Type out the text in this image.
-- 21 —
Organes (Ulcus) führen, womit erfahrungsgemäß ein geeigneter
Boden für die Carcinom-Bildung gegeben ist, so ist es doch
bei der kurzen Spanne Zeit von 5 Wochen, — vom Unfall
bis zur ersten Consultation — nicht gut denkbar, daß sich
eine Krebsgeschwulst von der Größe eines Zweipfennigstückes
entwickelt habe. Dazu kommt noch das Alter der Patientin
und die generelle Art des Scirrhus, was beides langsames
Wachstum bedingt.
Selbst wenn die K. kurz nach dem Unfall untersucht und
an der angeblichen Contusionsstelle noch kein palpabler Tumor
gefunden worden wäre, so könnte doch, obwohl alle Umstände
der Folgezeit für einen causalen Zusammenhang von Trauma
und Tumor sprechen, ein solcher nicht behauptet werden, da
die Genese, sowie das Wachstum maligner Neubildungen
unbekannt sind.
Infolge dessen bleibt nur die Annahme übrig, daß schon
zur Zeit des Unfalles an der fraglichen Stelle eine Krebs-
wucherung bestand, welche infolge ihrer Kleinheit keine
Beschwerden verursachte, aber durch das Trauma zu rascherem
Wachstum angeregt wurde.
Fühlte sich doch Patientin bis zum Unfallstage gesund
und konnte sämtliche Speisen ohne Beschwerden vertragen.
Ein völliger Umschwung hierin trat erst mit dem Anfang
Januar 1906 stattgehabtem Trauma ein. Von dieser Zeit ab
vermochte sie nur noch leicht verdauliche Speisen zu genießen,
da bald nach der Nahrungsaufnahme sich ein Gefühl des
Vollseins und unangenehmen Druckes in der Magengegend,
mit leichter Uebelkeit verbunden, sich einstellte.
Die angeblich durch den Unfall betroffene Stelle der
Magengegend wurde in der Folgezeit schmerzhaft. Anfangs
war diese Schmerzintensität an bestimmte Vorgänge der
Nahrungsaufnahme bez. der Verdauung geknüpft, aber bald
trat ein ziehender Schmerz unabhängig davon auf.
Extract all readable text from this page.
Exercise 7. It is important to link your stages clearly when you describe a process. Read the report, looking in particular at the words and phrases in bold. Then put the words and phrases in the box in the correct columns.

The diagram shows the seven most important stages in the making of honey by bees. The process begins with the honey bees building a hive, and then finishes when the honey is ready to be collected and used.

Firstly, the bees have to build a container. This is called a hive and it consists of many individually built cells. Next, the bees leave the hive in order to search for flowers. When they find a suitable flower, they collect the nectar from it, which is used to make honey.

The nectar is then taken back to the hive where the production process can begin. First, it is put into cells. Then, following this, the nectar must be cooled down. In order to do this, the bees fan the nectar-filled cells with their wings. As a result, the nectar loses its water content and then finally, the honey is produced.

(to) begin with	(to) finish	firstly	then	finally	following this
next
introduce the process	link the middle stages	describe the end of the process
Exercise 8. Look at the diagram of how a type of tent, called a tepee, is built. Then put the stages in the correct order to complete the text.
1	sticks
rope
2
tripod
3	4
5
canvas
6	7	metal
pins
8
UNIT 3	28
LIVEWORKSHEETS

· · ·

Return the listing. Match it exactly.

__RESULT BELOW__.
Type out the text in this image.
-- 21 —
Organes (Ulcus) führen, womit erfahrungsgemäß ein geeigneter
Boden für die Carcinom-Bildung gegeben ist, so ist es doch
bei der kurzen Spanne Zeit von 5 Wochen, — vom Unfall
bis zur ersten Consultation — nicht gut denkbar, daß sich
eine Krebsgeschwulst von der Größe eines Zweipfennigstückes
entwickelt habe. Dazu kommt noch das Alter der Patientin
und die generelle Art des Scirrhus, was beides langsames
Wachstum bedingt.
Selbst wenn die K. kurz nach dem Unfall untersucht und
an der angeblichen Contusionsstelle noch kein palpabler Tumor
gefunden worden wäre, so könnte doch, obwohl alle Umstände
der Folgezeit für einen causalen Zusammenhang von Trauma
und Tumor sprechen, ein solcher nicht behauptet werden, da
die Genese, sowie das Wachstum maligner Neubildungen
unbekannt sind.
Infolge dessen bleibt nur die Annahme übrig, daß schon
zur Zeit des Unfalles an der fraglichen Stelle eine Krebs-
wucherung bestand, welche infolge ihrer Kleinheit keine
Beschwerden verursachte, aber durch das Trauma zu rascherem
Wachstum angeregt wurde.
Fühlte sich doch Patientin bis zum Unfallstage gesund
und konnte sämtliche Speisen ohne Beschwerden vertragen.
Ein völliger Umschwung hierin trat erst mit dem Anfang
Januar 1906 stattgehabtem Trauma ein. Von dieser Zeit ab
vermochte sie nur noch leicht verdauliche Speisen zu genießen,
da bald nach der Nahrungsaufnahme sich ein Gefühl des
Vollseins und unangenehmen Druckes in der Magengegend,
mit leichter Uebelkeit verbunden, sich einstellte.
Die angeblich durch den Unfall betroffene Stelle der
Magengegend wurde in der Folgezeit schmerzhaft. Anfangs
war diese Schmerzintensität an bestimmte Vorgänge der
Nahrungsaufnahme bez. der Verdauung geknüpft, aber bald
trat ein ziehender Schmerz unabhängig davon auf.
Extract all readable text from this page.
Exercise 7. It is important to link your stages clearly when you describe a process. Read the report, looking in particular at the words and phrases in bold. Then put the words and phrases in the box in the correct columns.

The diagram shows the seven most important stages in the making of honey by bees. The process begins with the honey bees building a hive, and then finishes when the honey is ready to be collected and used.

Firstly, the bees have to build a container. This is called a hive and it consists of many individually built cells. Next, the bees leave the hive in order to search for flowers. When they find a suitable flower, they collect the nectar from it, which is used to make honey.

The nectar is then taken back to the hive where the production process can begin. First, it is put into cells. Then, following this, the nectar must be cooled down. In order to do this, the bees fan the nectar-filled cells with their wings. As a result, the nectar loses its water content and then finally, the honey is produced.

(to) begin with	(to) finish	firstly	then	finally	following this
next
introduce the process	link the middle stages	describe the end of the process
Exercise 8. Look at the diagram of how a type of tent, called a tepee, is built. Then put the stages in the correct order to complete the text.
1	sticks
rope
2
tripod
3	4
5
canvas
6	7	metal
pins
8
UNIT 3	28
LIVEWORKSHEETS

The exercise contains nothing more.